### GIVEN RECORDS

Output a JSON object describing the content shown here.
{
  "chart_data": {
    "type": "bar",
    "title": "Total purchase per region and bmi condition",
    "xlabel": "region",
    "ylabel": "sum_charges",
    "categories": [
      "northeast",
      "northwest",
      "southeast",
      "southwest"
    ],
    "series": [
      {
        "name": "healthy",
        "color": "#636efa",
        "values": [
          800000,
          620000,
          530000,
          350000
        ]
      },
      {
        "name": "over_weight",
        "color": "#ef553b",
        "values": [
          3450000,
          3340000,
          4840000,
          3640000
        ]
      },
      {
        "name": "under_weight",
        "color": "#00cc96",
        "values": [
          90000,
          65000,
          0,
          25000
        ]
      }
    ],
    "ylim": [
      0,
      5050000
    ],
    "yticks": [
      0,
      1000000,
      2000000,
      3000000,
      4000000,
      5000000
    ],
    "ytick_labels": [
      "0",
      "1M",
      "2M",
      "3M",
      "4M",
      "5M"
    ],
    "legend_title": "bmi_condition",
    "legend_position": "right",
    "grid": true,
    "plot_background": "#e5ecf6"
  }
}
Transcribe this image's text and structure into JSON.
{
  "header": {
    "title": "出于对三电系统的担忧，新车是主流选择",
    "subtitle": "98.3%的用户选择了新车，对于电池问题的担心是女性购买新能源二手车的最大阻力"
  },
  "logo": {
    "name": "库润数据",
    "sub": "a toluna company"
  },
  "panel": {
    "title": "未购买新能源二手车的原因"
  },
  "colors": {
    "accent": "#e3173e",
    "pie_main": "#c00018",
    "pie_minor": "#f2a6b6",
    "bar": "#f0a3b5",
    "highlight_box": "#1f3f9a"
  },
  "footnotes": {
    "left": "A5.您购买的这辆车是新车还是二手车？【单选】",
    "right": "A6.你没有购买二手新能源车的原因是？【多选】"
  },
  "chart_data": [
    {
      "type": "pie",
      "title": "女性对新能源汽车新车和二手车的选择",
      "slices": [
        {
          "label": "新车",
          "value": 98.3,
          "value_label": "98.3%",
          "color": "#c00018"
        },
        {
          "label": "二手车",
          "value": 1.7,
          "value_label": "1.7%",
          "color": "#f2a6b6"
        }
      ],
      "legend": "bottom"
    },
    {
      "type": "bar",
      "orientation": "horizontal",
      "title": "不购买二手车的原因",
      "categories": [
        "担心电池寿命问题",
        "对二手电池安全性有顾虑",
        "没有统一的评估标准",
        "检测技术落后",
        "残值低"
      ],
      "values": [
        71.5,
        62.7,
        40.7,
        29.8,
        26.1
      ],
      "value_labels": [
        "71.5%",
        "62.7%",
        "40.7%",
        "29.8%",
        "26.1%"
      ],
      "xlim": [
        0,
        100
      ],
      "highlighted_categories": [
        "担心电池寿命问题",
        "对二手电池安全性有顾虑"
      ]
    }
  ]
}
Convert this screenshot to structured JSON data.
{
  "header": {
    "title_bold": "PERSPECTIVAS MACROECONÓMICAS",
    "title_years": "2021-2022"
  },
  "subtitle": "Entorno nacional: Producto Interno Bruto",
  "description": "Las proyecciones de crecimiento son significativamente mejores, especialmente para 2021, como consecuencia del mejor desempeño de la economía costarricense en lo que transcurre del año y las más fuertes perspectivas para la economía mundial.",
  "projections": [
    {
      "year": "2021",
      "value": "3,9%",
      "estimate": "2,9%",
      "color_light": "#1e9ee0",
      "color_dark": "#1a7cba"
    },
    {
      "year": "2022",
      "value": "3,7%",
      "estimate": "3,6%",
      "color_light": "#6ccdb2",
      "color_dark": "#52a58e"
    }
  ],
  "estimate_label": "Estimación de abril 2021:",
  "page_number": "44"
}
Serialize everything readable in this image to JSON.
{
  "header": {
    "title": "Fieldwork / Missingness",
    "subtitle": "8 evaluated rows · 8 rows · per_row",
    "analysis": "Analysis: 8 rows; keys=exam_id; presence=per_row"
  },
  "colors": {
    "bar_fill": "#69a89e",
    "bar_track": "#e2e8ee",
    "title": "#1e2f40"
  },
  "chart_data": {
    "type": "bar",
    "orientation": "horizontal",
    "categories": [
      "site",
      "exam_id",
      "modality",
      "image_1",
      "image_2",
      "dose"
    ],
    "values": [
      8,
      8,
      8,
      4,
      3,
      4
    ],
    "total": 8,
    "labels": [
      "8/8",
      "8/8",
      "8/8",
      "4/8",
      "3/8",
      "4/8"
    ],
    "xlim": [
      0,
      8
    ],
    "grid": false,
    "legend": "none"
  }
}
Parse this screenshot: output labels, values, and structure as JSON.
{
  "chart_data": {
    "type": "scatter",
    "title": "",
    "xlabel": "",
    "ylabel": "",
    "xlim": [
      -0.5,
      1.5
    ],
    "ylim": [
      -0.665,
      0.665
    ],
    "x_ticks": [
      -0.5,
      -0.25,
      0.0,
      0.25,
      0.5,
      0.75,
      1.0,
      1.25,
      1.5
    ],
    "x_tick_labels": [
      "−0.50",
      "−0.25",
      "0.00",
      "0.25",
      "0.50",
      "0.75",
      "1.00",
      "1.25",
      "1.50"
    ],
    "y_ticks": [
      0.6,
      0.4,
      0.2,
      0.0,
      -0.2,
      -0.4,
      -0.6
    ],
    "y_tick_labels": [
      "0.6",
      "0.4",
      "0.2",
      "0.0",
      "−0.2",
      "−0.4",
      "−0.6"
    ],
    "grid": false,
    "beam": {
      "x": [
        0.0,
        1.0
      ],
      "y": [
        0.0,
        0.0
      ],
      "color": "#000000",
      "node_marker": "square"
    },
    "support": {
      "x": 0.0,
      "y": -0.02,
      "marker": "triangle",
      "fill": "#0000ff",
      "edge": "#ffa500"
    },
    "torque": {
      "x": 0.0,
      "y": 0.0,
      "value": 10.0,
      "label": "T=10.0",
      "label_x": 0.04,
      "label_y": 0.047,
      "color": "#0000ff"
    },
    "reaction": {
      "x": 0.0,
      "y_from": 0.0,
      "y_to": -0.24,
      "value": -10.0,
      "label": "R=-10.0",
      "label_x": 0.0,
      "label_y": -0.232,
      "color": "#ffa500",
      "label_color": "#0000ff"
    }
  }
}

######

GIVEN REQUEST | Filter the listing above by the word "name"; copy each line that passes.

WRITTEN RESPONSE |
        "name": "healthy",
        "name": "over_weight",
        "name": "under_weight",
    "name": "库润数据",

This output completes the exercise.